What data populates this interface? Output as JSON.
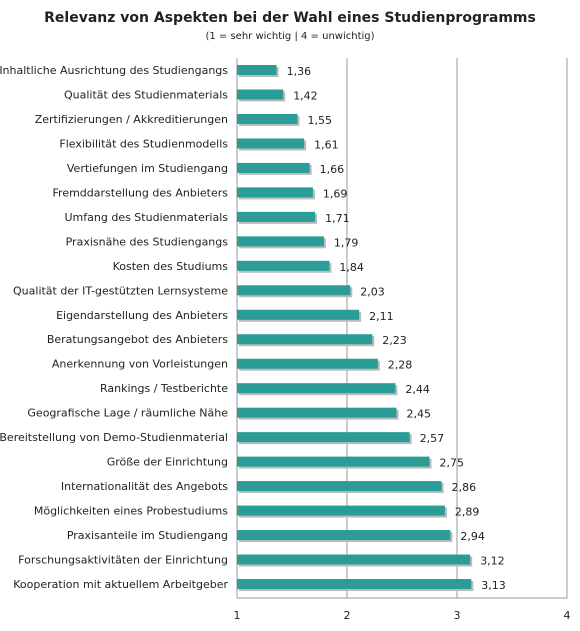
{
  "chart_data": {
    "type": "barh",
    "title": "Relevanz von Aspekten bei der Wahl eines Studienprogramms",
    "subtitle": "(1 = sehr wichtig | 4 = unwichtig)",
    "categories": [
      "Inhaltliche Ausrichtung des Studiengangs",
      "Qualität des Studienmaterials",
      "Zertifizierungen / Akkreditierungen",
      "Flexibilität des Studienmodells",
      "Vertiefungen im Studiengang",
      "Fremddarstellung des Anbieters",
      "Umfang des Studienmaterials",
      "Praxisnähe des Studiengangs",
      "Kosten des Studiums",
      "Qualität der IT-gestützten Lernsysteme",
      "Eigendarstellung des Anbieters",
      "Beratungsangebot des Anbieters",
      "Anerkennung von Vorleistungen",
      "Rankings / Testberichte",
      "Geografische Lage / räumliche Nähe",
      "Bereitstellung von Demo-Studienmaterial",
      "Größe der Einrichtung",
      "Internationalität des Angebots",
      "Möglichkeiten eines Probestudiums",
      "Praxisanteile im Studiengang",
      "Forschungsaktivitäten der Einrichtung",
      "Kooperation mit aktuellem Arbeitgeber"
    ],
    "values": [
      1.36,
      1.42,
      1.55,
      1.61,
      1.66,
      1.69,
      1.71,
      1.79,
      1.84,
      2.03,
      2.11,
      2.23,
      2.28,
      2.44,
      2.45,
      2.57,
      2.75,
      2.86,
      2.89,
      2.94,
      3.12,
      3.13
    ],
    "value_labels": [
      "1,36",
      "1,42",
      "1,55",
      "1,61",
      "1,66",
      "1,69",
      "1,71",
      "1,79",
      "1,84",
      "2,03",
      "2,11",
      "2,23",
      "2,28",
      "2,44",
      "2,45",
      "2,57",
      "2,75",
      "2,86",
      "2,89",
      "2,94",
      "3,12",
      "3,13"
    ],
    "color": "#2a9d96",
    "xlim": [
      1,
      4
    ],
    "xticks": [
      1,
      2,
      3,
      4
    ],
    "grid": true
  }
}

******************************

- [Problem to work on] Pictures stay out; reproduce every line of the records exactly.

- [The reply]
What data populates this interface? Output as JSON.
{
  "chart_data": {
    "type": "barh",
    "title": "Relevanz von Aspekten bei der Wahl eines Studienprogramms",
    "subtitle": "(1 = sehr wichtig | 4 = unwichtig)",
    "categories": [
      "Inhaltliche Ausrichtung des Studiengangs",
      "Qualität des Studienmaterials",
      "Zertifizierungen / Akkreditierungen",
      "Flexibilität des Studienmodells",
      "Vertiefungen im Studiengang",
      "Fremddarstellung des Anbieters",
      "Umfang des Studienmaterials",
      "Praxisnähe des Studiengangs",
      "Kosten des Studiums",
      "Qualität der IT-gestützten Lernsysteme",
      "Eigendarstellung des Anbieters",
      "Beratungsangebot des Anbieters",
      "Anerkennung von Vorleistungen",
      "Rankings / Testberichte",
      "Geografische Lage / räumliche Nähe",
      "Bereitstellung von Demo-Studienmaterial",
      "Größe der Einrichtung",
      "Internationalität des Angebots",
      "Möglichkeiten eines Probestudiums",
      "Praxisanteile im Studiengang",
      "Forschungsaktivitäten der Einrichtung",
      "Kooperation mit aktuellem Arbeitgeber"
    ],
    "values": [
      1.36,
      1.42,
      1.55,
      1.61,
      1.66,
      1.69,
      1.71,
      1.79,
      1.84,
      2.03,
      2.11,
      2.23,
      2.28,
      2.44,
      2.45,
      2.57,
      2.75,
      2.86,
      2.89,
      2.94,
      3.12,
      3.13
    ],
    "value_labels": [
      "1,36",
      "1,42",
      "1,55",
      "1,61",
      "1,66",
      "1,69",
      "1,71",
      "1,79",
      "1,84",
      "2,03",
      "2,11",
      "2,23",
      "2,28",
      "2,44",
      "2,45",
      "2,57",
      "2,75",
      "2,86",
      "2,89",
      "2,94",
      "3,12",
      "3,13"
    ],
    "color": "#2a9d96",
    "xlim": [
      1,
      4
    ],
    "xticks": [
      1,
      2,
      3,
      4
    ],
    "grid": true
  }
}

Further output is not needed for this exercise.